-------- DATASET RECORDS --------
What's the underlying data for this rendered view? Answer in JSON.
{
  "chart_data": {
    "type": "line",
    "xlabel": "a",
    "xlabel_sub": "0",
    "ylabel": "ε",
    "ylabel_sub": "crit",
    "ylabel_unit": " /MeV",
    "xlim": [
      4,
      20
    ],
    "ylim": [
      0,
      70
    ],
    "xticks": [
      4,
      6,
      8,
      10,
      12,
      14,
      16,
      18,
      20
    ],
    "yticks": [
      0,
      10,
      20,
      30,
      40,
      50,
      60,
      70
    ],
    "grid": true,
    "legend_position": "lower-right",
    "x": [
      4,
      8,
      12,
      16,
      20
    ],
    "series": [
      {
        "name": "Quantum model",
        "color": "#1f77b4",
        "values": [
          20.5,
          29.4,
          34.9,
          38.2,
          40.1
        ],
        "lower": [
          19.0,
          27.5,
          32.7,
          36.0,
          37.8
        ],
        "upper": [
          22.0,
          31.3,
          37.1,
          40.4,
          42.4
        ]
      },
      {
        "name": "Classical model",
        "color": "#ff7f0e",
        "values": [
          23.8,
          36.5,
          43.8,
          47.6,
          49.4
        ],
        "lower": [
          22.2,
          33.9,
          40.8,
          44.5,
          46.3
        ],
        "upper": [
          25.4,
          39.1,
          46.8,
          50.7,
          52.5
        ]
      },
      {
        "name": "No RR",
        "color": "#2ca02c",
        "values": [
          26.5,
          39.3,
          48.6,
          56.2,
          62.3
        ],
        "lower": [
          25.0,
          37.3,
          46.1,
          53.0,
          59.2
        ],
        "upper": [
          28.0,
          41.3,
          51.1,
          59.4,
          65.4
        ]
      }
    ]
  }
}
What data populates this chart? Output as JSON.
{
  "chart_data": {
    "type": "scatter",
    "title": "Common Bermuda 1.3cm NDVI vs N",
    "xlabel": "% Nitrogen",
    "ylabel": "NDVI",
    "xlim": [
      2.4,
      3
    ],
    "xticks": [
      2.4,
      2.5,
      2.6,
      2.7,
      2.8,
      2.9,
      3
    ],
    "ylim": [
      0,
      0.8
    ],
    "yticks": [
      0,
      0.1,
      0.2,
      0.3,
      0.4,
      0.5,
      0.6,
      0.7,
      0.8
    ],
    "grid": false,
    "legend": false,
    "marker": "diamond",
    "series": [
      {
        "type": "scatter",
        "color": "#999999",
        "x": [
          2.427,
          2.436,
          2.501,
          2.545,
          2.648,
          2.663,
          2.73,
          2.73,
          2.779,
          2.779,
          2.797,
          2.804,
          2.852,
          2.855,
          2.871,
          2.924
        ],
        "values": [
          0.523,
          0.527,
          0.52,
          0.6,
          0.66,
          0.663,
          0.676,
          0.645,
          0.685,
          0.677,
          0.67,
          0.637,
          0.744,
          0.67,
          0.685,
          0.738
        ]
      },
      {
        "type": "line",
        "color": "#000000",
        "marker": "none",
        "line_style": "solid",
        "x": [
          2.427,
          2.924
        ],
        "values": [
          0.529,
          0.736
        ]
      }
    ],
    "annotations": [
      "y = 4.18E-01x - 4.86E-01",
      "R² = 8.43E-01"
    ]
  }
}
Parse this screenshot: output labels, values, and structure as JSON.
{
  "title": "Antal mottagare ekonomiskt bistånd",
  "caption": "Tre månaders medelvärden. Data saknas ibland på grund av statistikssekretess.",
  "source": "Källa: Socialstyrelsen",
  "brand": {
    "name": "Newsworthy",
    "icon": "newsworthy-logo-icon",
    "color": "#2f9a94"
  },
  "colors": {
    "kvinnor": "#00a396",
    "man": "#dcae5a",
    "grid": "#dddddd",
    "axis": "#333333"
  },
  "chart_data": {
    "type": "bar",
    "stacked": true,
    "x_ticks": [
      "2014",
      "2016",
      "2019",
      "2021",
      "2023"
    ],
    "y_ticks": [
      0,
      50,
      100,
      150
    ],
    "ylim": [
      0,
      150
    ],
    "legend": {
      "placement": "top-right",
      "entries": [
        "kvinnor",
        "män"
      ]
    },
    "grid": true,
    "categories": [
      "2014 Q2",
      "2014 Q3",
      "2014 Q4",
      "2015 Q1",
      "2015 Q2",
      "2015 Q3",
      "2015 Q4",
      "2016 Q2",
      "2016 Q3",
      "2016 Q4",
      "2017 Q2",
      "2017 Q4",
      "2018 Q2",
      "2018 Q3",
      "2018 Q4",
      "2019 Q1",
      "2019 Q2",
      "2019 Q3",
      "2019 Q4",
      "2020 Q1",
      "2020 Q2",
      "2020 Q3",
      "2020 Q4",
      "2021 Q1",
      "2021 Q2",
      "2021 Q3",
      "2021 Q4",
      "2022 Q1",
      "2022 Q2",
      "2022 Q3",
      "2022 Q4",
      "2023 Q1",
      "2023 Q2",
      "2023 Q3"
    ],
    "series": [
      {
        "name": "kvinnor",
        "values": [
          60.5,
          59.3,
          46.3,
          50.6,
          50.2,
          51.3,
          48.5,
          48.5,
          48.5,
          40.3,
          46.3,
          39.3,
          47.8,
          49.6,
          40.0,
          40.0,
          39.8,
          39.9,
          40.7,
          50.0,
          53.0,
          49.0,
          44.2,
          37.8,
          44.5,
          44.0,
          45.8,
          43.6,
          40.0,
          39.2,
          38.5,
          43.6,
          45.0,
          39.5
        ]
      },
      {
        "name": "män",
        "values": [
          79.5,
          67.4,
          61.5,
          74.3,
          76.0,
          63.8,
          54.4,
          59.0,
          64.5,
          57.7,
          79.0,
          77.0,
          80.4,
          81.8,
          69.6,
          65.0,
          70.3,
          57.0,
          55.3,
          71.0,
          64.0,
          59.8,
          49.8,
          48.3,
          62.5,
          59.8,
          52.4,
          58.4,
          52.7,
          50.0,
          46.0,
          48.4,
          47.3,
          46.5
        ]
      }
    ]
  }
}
--------
*STATED GOAL*. Return each line of the data exactly as written above.

*TASK RESPONSE*.
What's the underlying data for this rendered view? Answer in JSON.
{
  "chart_data": {
    "type": "line",
    "xlabel": "a",
    "xlabel_sub": "0",
    "ylabel": "ε",
    "ylabel_sub": "crit",
    "ylabel_unit": " /MeV",
    "xlim": [
      4,
      20
    ],
    "ylim": [
      0,
      70
    ],
    "xticks": [
      4,
      6,
      8,
      10,
      12,
      14,
      16,
      18,
      20
    ],
    "yticks": [
      0,
      10,
      20,
      30,
      40,
      50,
      60,
      70
    ],
    "grid": true,
    "legend_position": "lower-right",
    "x": [
      4,
      8,
      12,
      16,
      20
    ],
    "series": [
      {
        "name": "Quantum model",
        "color": "#1f77b4",
        "values": [
          20.5,
          29.4,
          34.9,
          38.2,
          40.1
        ],
        "lower": [
          19.0,
          27.5,
          32.7,
          36.0,
          37.8
        ],
        "upper": [
          22.0,
          31.3,
          37.1,
          40.4,
          42.4
        ]
      },
      {
        "name": "Classical model",
        "color": "#ff7f0e",
        "values": [
          23.8,
          36.5,
          43.8,
          47.6,
          49.4
        ],
        "lower": [
          22.2,
          33.9,
          40.8,
          44.5,
          46.3
        ],
        "upper": [
          25.4,
          39.1,
          46.8,
          50.7,
          52.5
        ]
      },
      {
        "name": "No RR",
        "color": "#2ca02c",
        "values": [
          26.5,
          39.3,
          48.6,
          56.2,
          62.3
        ],
        "lower": [
          25.0,
          37.3,
          46.1,
          53.0,
          59.2
        ],
        "upper": [
          28.0,
          41.3,
          51.1,
          59.4,
          65.4
        ]
      }
    ]
  }
}
What data populates this chart? Output as JSON.
{
  "chart_data": {
    "type": "scatter",
    "title": "Common Bermuda 1.3cm NDVI vs N",
    "xlabel": "% Nitrogen",
    "ylabel": "NDVI",
    "xlim": [
      2.4,
      3
    ],
    "xticks": [
      2.4,
      2.5,
      2.6,
      2.7,
      2.8,
      2.9,
      3
    ],
    "ylim": [
      0,
      0.8
    ],
    "yticks": [
      0,
      0.1,
      0.2,
      0.3,
      0.4,
      0.5,
      0.6,
      0.7,
      0.8
    ],
    "grid": false,
    "legend": false,
    "marker": "diamond",
    "series": [
      {
        "type": "scatter",
        "color": "#999999",
        "x": [
          2.427,
          2.436,
          2.501,
          2.545,
          2.648,
          2.663,
          2.73,
          2.73,
          2.779,
          2.779,
          2.797,
          2.804,
          2.852,
          2.855,
          2.871,
          2.924
        ],
        "values": [
          0.523,
          0.527,
          0.52,
          0.6,
          0.66,
          0.663,
          0.676,
          0.645,
          0.685,
          0.677,
          0.67,
          0.637,
          0.744,
          0.67,
          0.685,
          0.738
        ]
      },
      {
        "type": "line",
        "color": "#000000",
        "marker": "none",
        "line_style": "solid",
        "x": [
          2.427,
          2.924
        ],
        "values": [
          0.529,
          0.736
        ]
      }
    ],
    "annotations": [
      "y = 4.18E-01x - 4.86E-01",
      "R² = 8.43E-01"
    ]
  }
}
Parse this screenshot: output labels, values, and structure as JSON.
{
  "title": "Antal mottagare ekonomiskt bistånd",
  "caption": "Tre månaders medelvärden. Data saknas ibland på grund av statistikssekretess.",
  "source": "Källa: Socialstyrelsen",
  "brand": {
    "name": "Newsworthy",
    "icon": "newsworthy-logo-icon",
    "color": "#2f9a94"
  },
  "colors": {
    "kvinnor": "#00a396",
    "man": "#dcae5a",
    "grid": "#dddddd",
    "axis": "#333333"
  },
  "chart_data": {
    "type": "bar",
    "stacked": true,
    "x_ticks": [
      "2014",
      "2016",
      "2019",
      "2021",
      "2023"
    ],
    "y_ticks": [
      0,
      50,
      100,
      150
    ],
    "ylim": [
      0,
      150
    ],
    "legend": {
      "placement": "top-right",
      "entries": [
        "kvinnor",
        "män"
      ]
    },
    "grid": true,
    "categories": [
      "2014 Q2",
      "2014 Q3",
      "2014 Q4",
      "2015 Q1",
      "2015 Q2",
      "2015 Q3",
      "2015 Q4",
      "2016 Q2",
      "2016 Q3",
      "2016 Q4",
      "2017 Q2",
      "2017 Q4",
      "2018 Q2",
      "2018 Q3",
      "2018 Q4",
      "2019 Q1",
      "2019 Q2",
      "2019 Q3",
      "2019 Q4",
      "2020 Q1",
      "2020 Q2",
      "2020 Q3",
      "2020 Q4",
      "2021 Q1",
      "2021 Q2",
      "2021 Q3",
      "2021 Q4",
      "2022 Q1",
      "2022 Q2",
      "2022 Q3",
      "2022 Q4",
      "2023 Q1",
      "2023 Q2",
      "2023 Q3"
    ],
    "series": [
      {
        "name": "kvinnor",
        "values": [
          60.5,
          59.3,
          46.3,
          50.6,
          50.2,
          51.3,
          48.5,
          48.5,
          48.5,
          40.3,
          46.3,
          39.3,
          47.8,
          49.6,
          40.0,
          40.0,
          39.8,
          39.9,
          40.7,
          50.0,
          53.0,
          49.0,
          44.2,
          37.8,
          44.5,
          44.0,
          45.8,
          43.6,
          40.0,
          39.2,
          38.5,
          43.6,
          45.0,
          39.5
        ]
      },
      {
        "name": "män",
        "values": [
          79.5,
          67.4,
          61.5,
          74.3,
          76.0,
          63.8,
          54.4,
          59.0,
          64.5,
          57.7,
          79.0,
          77.0,
          80.4,
          81.8,
          69.6,
          65.0,
          70.3,
          57.0,
          55.3,
          71.0,
          64.0,
          59.8,
          49.8,
          48.3,
          62.5,
          59.8,
          52.4,
          58.4,
          52.7,
          50.0,
          46.0,
          48.4,
          47.3,
          46.5
        ]
      }
    ]
  }
}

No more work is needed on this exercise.